▶ **Task to complete**
All entries must be extracted exactly, with nothing added or dropped.

======== Available records ========

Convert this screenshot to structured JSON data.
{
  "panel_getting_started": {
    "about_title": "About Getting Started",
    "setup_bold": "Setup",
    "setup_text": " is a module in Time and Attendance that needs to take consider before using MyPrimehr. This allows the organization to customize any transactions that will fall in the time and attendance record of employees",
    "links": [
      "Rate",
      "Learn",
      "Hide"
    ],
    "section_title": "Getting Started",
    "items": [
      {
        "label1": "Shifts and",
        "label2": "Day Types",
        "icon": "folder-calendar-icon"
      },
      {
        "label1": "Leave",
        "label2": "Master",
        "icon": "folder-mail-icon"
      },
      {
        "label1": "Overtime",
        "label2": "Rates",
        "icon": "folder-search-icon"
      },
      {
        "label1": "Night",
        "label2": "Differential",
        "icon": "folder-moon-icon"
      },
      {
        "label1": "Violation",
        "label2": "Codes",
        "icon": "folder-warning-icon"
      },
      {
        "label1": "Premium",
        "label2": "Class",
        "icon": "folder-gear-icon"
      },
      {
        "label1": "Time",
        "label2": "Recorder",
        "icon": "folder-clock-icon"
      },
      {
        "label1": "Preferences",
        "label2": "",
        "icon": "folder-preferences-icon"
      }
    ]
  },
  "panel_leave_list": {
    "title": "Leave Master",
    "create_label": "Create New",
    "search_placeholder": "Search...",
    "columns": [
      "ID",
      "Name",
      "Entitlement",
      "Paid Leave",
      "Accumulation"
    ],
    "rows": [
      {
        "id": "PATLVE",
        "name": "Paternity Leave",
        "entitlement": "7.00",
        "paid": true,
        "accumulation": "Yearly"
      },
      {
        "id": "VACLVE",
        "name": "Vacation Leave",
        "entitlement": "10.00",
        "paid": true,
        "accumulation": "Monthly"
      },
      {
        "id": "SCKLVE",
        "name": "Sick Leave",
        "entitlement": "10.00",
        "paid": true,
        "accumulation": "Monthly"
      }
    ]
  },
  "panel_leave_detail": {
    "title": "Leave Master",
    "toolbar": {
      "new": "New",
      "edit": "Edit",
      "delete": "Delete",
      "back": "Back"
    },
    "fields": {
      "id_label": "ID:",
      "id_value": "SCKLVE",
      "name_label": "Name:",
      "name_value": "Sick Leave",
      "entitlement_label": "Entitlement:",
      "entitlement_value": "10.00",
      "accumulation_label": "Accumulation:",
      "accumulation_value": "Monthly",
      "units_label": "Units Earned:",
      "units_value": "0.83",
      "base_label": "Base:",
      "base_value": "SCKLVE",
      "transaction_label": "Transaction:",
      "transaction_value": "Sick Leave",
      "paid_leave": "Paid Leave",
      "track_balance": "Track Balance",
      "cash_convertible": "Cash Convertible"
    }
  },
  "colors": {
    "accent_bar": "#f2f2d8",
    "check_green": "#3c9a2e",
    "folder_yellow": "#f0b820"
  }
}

========

▶ **Task solution**
Convert this screenshot to structured JSON data.
{
  "panel_getting_started": {
    "about_title": "About Getting Started",
    "setup_bold": "Setup",
    "setup_text": " is a module in Time and Attendance that needs to take consider before using MyPrimehr. This allows the organization to customize any transactions that will fall in the time and attendance record of employees",
    "links": [
      "Rate",
      "Learn",
      "Hide"
    ],
    "section_title": "Getting Started",
    "items": [
      {
        "label1": "Shifts and",
        "label2": "Day Types",
        "icon": "folder-calendar-icon"
      },
      {
        "label1": "Leave",
        "label2": "Master",
        "icon": "folder-mail-icon"
      },
      {
        "label1": "Overtime",
        "label2": "Rates",
        "icon": "folder-search-icon"
      },
      {
        "label1": "Night",
        "label2": "Differential",
        "icon": "folder-moon-icon"
      },
      {
        "label1": "Violation",
        "label2": "Codes",
        "icon": "folder-warning-icon"
      },
      {
        "label1": "Premium",
        "label2": "Class",
        "icon": "folder-gear-icon"
      },
      {
        "label1": "Time",
        "label2": "Recorder",
        "icon": "folder-clock-icon"
      },
      {
        "label1": "Preferences",
        "label2": "",
        "icon": "folder-preferences-icon"
      }
    ]
  },
  "panel_leave_list": {
    "title": "Leave Master",
    "create_label": "Create New",
    "search_placeholder": "Search...",
    "columns": [
      "ID",
      "Name",
      "Entitlement",
      "Paid Leave",
      "Accumulation"
    ],
    "rows": [
      {
        "id": "PATLVE",
        "name": "Paternity Leave",
        "entitlement": "7.00",
        "paid": true,
        "accumulation": "Yearly"
      },
      {
        "id": "VACLVE",
        "name": "Vacation Leave",
        "entitlement": "10.00",
        "paid": true,
        "accumulation": "Monthly"
      },
      {
        "id": "SCKLVE",
        "name": "Sick Leave",
        "entitlement": "10.00",
        "paid": true,
        "accumulation": "Monthly"
      }
    ]
  },
  "panel_leave_detail": {
    "title": "Leave Master",
    "toolbar": {
      "new": "New",
      "edit": "Edit",
      "delete": "Delete",
      "back": "Back"
    },
    "fields": {
      "id_label": "ID:",
      "id_value": "SCKLVE",
      "name_label": "Name:",
      "name_value": "Sick Leave",
      "entitlement_label": "Entitlement:",
      "entitlement_value": "10.00",
      "accumulation_label": "Accumulation:",
      "accumulation_value": "Monthly",
      "units_label": "Units Earned:",
      "units_value": "0.83",
      "base_label": "Base:",
      "base_value": "SCKLVE",
      "transaction_label": "Transaction:",
      "transaction_value": "Sick Leave",
      "paid_leave": "Paid Leave",
      "track_balance": "Track Balance",
      "cash_convertible": "Cash Convertible"
    }
  },
  "colors": {
    "accent_bar": "#f2f2d8",
    "check_green": "#3c9a2e",
    "folder_yellow": "#f0b820"
  }
}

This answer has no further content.